(Dataset excerpts)

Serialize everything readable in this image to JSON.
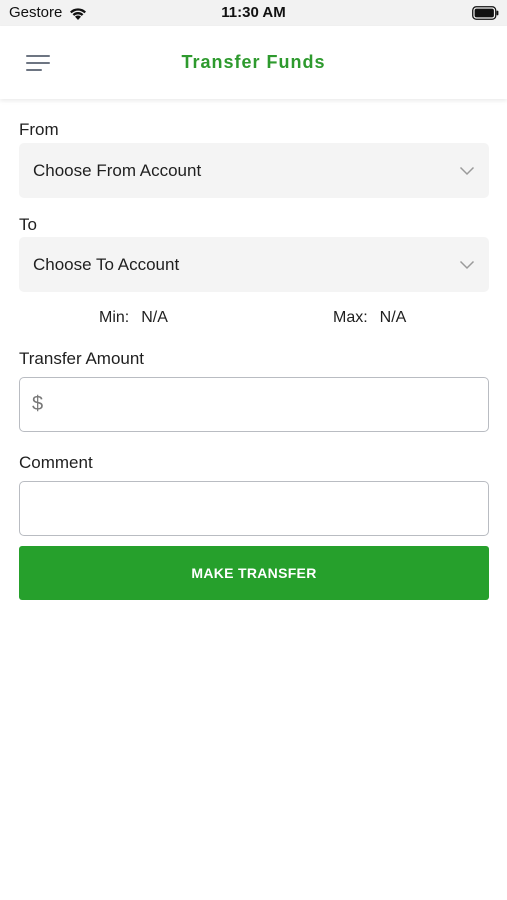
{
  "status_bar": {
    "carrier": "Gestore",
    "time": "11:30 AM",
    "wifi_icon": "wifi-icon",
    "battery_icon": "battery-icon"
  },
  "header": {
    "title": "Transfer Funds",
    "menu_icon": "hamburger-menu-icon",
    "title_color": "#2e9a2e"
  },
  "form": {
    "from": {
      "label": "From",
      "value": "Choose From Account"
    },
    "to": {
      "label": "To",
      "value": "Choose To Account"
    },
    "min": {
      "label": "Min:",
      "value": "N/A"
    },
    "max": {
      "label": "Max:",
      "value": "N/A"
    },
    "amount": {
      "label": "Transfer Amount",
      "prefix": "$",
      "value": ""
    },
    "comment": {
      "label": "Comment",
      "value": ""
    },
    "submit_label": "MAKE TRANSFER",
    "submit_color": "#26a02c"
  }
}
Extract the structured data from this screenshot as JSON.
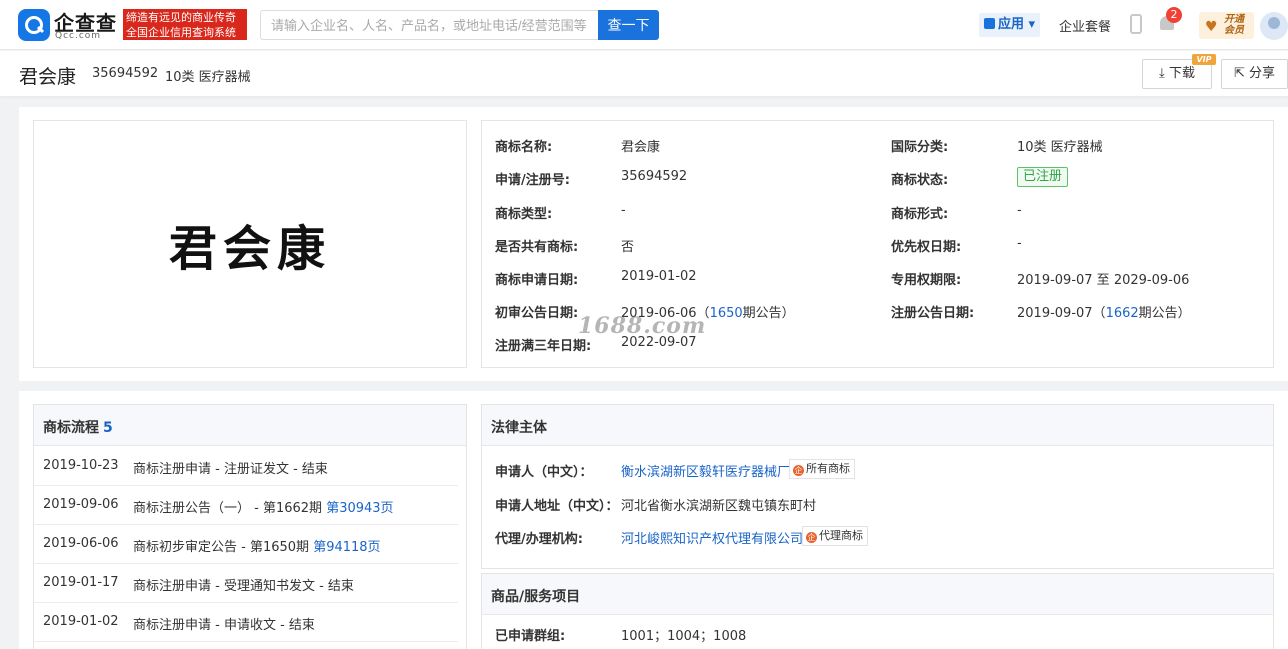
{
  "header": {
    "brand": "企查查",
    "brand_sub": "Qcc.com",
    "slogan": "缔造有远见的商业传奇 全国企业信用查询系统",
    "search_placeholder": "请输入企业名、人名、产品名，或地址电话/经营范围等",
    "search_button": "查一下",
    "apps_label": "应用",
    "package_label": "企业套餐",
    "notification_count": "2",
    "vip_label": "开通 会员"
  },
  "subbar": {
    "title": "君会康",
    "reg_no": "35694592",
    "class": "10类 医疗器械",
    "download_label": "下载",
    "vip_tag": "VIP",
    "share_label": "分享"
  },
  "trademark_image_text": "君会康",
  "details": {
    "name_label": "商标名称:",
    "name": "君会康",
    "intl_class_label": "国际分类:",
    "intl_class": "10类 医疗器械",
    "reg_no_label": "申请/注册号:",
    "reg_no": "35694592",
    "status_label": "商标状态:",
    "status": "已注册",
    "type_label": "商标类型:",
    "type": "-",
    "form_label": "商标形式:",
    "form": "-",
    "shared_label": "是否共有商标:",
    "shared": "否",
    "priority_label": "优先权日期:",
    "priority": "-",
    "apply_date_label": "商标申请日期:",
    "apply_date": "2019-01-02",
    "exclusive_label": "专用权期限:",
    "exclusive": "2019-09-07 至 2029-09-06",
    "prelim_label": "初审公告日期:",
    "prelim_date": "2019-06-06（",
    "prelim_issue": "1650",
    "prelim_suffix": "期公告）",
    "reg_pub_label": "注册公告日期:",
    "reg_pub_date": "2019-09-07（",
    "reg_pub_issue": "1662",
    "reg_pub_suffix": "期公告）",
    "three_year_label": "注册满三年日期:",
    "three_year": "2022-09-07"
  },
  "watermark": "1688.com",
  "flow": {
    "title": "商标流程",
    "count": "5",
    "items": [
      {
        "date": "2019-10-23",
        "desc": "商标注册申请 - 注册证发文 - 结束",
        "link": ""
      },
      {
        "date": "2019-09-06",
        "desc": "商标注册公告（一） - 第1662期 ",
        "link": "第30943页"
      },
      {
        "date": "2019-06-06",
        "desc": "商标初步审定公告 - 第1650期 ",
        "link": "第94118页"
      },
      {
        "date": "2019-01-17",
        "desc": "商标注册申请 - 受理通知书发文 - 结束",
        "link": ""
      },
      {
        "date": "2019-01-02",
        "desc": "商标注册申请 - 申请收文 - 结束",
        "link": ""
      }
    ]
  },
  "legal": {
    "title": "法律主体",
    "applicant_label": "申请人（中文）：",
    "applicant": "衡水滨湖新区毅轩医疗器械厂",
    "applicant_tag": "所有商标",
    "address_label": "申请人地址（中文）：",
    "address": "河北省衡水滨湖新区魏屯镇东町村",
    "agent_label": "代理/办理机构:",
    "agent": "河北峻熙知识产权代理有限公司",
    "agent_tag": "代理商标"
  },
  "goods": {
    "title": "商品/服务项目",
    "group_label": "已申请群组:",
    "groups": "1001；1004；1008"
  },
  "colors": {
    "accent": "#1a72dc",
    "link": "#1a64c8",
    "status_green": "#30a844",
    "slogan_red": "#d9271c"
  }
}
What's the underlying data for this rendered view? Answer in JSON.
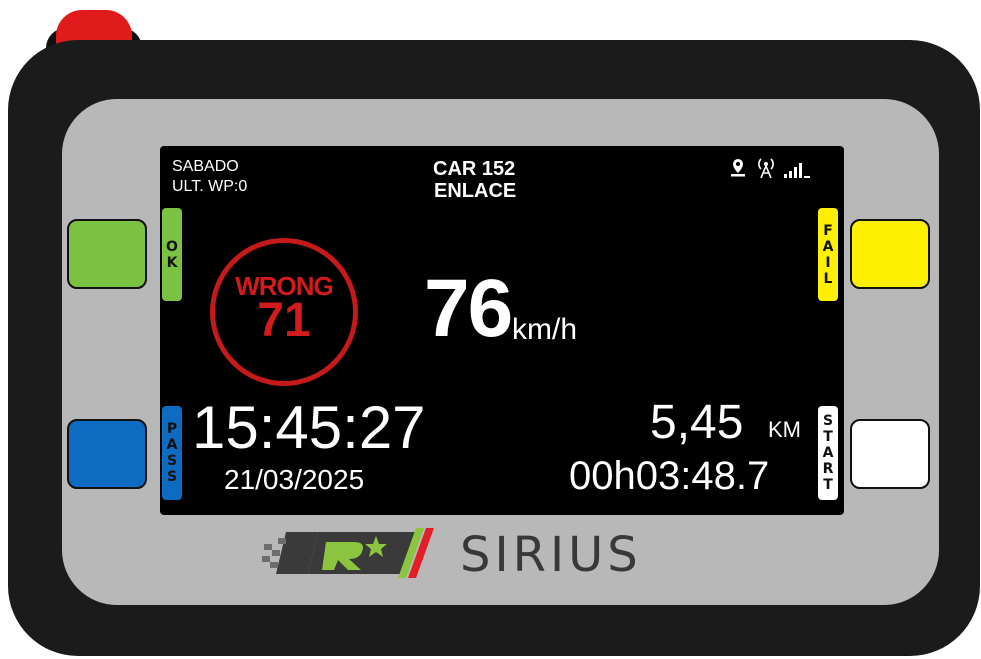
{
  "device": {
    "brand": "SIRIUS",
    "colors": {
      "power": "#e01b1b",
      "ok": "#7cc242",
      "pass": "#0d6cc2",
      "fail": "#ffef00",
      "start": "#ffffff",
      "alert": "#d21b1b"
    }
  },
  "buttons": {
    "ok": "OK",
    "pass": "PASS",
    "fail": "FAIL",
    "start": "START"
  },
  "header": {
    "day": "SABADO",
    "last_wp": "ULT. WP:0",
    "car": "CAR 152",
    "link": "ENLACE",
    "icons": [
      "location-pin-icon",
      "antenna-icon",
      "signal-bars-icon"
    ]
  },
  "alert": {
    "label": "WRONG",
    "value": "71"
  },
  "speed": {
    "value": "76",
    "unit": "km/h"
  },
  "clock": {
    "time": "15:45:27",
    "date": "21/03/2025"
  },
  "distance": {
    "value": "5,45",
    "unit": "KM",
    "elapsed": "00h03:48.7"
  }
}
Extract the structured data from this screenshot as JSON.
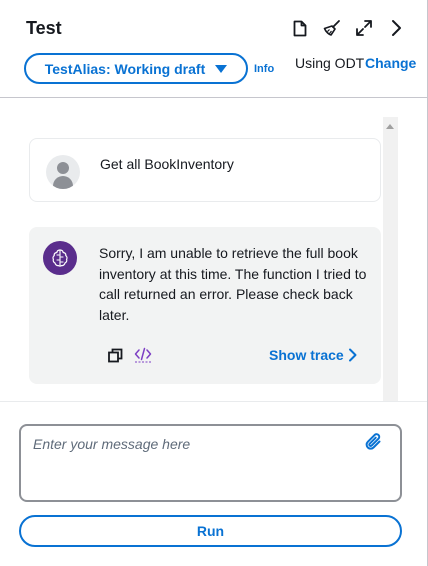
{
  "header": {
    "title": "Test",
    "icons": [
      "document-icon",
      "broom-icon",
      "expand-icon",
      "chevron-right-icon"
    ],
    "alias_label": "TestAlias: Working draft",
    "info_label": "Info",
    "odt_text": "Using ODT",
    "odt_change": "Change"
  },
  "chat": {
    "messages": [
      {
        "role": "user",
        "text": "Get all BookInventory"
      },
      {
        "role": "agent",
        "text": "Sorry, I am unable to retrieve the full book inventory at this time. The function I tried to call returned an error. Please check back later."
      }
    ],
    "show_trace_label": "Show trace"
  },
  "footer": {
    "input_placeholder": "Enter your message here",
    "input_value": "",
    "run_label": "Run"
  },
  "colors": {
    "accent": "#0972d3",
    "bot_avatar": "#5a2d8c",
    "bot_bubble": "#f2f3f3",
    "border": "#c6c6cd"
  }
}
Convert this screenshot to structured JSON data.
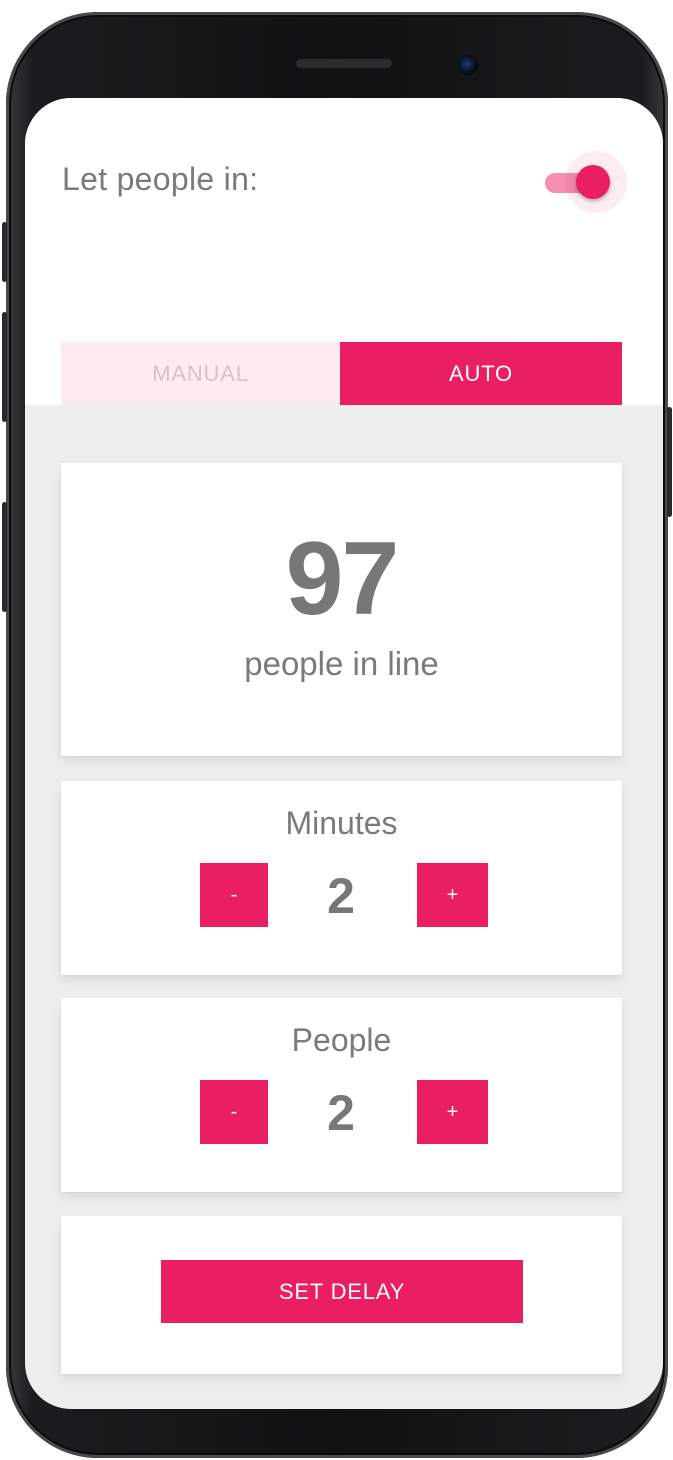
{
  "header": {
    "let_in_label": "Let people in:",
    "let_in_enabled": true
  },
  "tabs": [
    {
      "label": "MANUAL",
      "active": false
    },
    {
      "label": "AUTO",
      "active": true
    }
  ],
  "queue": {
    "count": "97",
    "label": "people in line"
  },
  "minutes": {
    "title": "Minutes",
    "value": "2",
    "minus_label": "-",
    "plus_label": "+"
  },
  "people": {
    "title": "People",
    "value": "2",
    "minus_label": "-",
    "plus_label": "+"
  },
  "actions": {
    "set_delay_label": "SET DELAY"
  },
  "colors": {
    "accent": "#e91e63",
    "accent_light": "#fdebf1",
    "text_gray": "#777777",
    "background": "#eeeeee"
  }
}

What is required
Drop the images and repeat the data exactly.

Response
Serialize everything readable in this image to JSON.
{
  "status_bar": {
    "carrier": "Gestore",
    "time": "11:30 AM",
    "wifi_icon": "wifi-icon",
    "battery_icon": "battery-icon"
  },
  "header": {
    "title": "Transfer Funds",
    "menu_icon": "hamburger-menu-icon",
    "title_color": "#2e9a2e"
  },
  "form": {
    "from": {
      "label": "From",
      "value": "Choose From Account"
    },
    "to": {
      "label": "To",
      "value": "Choose To Account"
    },
    "min": {
      "label": "Min:",
      "value": "N/A"
    },
    "max": {
      "label": "Max:",
      "value": "N/A"
    },
    "amount": {
      "label": "Transfer Amount",
      "prefix": "$",
      "value": ""
    },
    "comment": {
      "label": "Comment",
      "value": ""
    },
    "submit_label": "MAKE TRANSFER",
    "submit_color": "#26a02c"
  }
}
Extract the structured data from this screenshot as JSON.
{
  "header": {
    "brand": "企查查",
    "brand_sub": "Qcc.com",
    "slogan": "缔造有远见的商业传奇 全国企业信用查询系统",
    "search_placeholder": "请输入企业名、人名、产品名，或地址电话/经营范围等",
    "search_button": "查一下",
    "apps_label": "应用",
    "package_label": "企业套餐",
    "notification_count": "2",
    "vip_label": "开通 会员"
  },
  "subbar": {
    "title": "君会康",
    "reg_no": "35694592",
    "class": "10类 医疗器械",
    "download_label": "下载",
    "vip_tag": "VIP",
    "share_label": "分享"
  },
  "trademark_image_text": "君会康",
  "details": {
    "name_label": "商标名称:",
    "name": "君会康",
    "intl_class_label": "国际分类:",
    "intl_class": "10类 医疗器械",
    "reg_no_label": "申请/注册号:",
    "reg_no": "35694592",
    "status_label": "商标状态:",
    "status": "已注册",
    "type_label": "商标类型:",
    "type": "-",
    "form_label": "商标形式:",
    "form": "-",
    "shared_label": "是否共有商标:",
    "shared": "否",
    "priority_label": "优先权日期:",
    "priority": "-",
    "apply_date_label": "商标申请日期:",
    "apply_date": "2019-01-02",
    "exclusive_label": "专用权期限:",
    "exclusive": "2019-09-07 至 2029-09-06",
    "prelim_label": "初审公告日期:",
    "prelim_date": "2019-06-06（",
    "prelim_issue": "1650",
    "prelim_suffix": "期公告）",
    "reg_pub_label": "注册公告日期:",
    "reg_pub_date": "2019-09-07（",
    "reg_pub_issue": "1662",
    "reg_pub_suffix": "期公告）",
    "three_year_label": "注册满三年日期:",
    "three_year": "2022-09-07"
  },
  "watermark": "1688.com",
  "flow": {
    "title": "商标流程",
    "count": "5",
    "items": [
      {
        "date": "2019-10-23",
        "desc": "商标注册申请 - 注册证发文 - 结束",
        "link": ""
      },
      {
        "date": "2019-09-06",
        "desc": "商标注册公告（一） - 第1662期 ",
        "link": "第30943页"
      },
      {
        "date": "2019-06-06",
        "desc": "商标初步审定公告 - 第1650期 ",
        "link": "第94118页"
      },
      {
        "date": "2019-01-17",
        "desc": "商标注册申请 - 受理通知书发文 - 结束",
        "link": ""
      },
      {
        "date": "2019-01-02",
        "desc": "商标注册申请 - 申请收文 - 结束",
        "link": ""
      }
    ]
  },
  "legal": {
    "title": "法律主体",
    "applicant_label": "申请人（中文）：",
    "applicant": "衡水滨湖新区毅轩医疗器械厂",
    "applicant_tag": "所有商标",
    "address_label": "申请人地址（中文）：",
    "address": "河北省衡水滨湖新区魏屯镇东町村",
    "agent_label": "代理/办理机构:",
    "agent": "河北峻熙知识产权代理有限公司",
    "agent_tag": "代理商标"
  },
  "goods": {
    "title": "商品/服务项目",
    "group_label": "已申请群组:",
    "groups": "1001；1004；1008"
  },
  "colors": {
    "accent": "#1a72dc",
    "link": "#1a64c8",
    "status_green": "#30a844",
    "slogan_red": "#d9271c"
  }
}
What's the underlying data for this rendered view? Answer in JSON.
{
  "device": {
    "brand": "SIRIUS",
    "colors": {
      "power": "#e01b1b",
      "ok": "#7cc242",
      "pass": "#0d6cc2",
      "fail": "#ffef00",
      "start": "#ffffff",
      "alert": "#d21b1b"
    }
  },
  "buttons": {
    "ok": "OK",
    "pass": "PASS",
    "fail": "FAIL",
    "start": "START"
  },
  "header": {
    "day": "SABADO",
    "last_wp": "ULT. WP:0",
    "car": "CAR 152",
    "link": "ENLACE",
    "icons": [
      "location-pin-icon",
      "antenna-icon",
      "signal-bars-icon"
    ]
  },
  "alert": {
    "label": "WRONG",
    "value": "71"
  },
  "speed": {
    "value": "76",
    "unit": "km/h"
  },
  "clock": {
    "time": "15:45:27",
    "date": "21/03/2025"
  },
  "distance": {
    "value": "5,45",
    "unit": "KM",
    "elapsed": "00h03:48.7"
  }
}
Extract the structured data from this screenshot as JSON.
{
  "header": {
    "title": "Test",
    "icons": [
      "document-icon",
      "broom-icon",
      "expand-icon",
      "chevron-right-icon"
    ],
    "alias_label": "TestAlias: Working draft",
    "info_label": "Info",
    "odt_text": "Using ODT",
    "odt_change": "Change"
  },
  "chat": {
    "messages": [
      {
        "role": "user",
        "text": "Get all BookInventory"
      },
      {
        "role": "agent",
        "text": "Sorry, I am unable to retrieve the full book inventory at this time. The function I tried to call returned an error. Please check back later."
      }
    ],
    "show_trace_label": "Show trace"
  },
  "footer": {
    "input_placeholder": "Enter your message here",
    "input_value": "",
    "run_label": "Run"
  },
  "colors": {
    "accent": "#0972d3",
    "bot_avatar": "#5a2d8c",
    "bot_bubble": "#f2f3f3",
    "border": "#c6c6cd"
  }
}
Convert this screenshot to structured JSON data.
{
  "header": {
    "let_in_label": "Let people in:",
    "let_in_enabled": true
  },
  "tabs": [
    {
      "label": "MANUAL",
      "active": false
    },
    {
      "label": "AUTO",
      "active": true
    }
  ],
  "queue": {
    "count": "97",
    "label": "people in line"
  },
  "minutes": {
    "title": "Minutes",
    "value": "2",
    "minus_label": "-",
    "plus_label": "+"
  },
  "people": {
    "title": "People",
    "value": "2",
    "minus_label": "-",
    "plus_label": "+"
  },
  "actions": {
    "set_delay_label": "SET DELAY"
  },
  "colors": {
    "accent": "#e91e63",
    "accent_light": "#fdebf1",
    "text_gray": "#777777",
    "background": "#eeeeee"
  }
}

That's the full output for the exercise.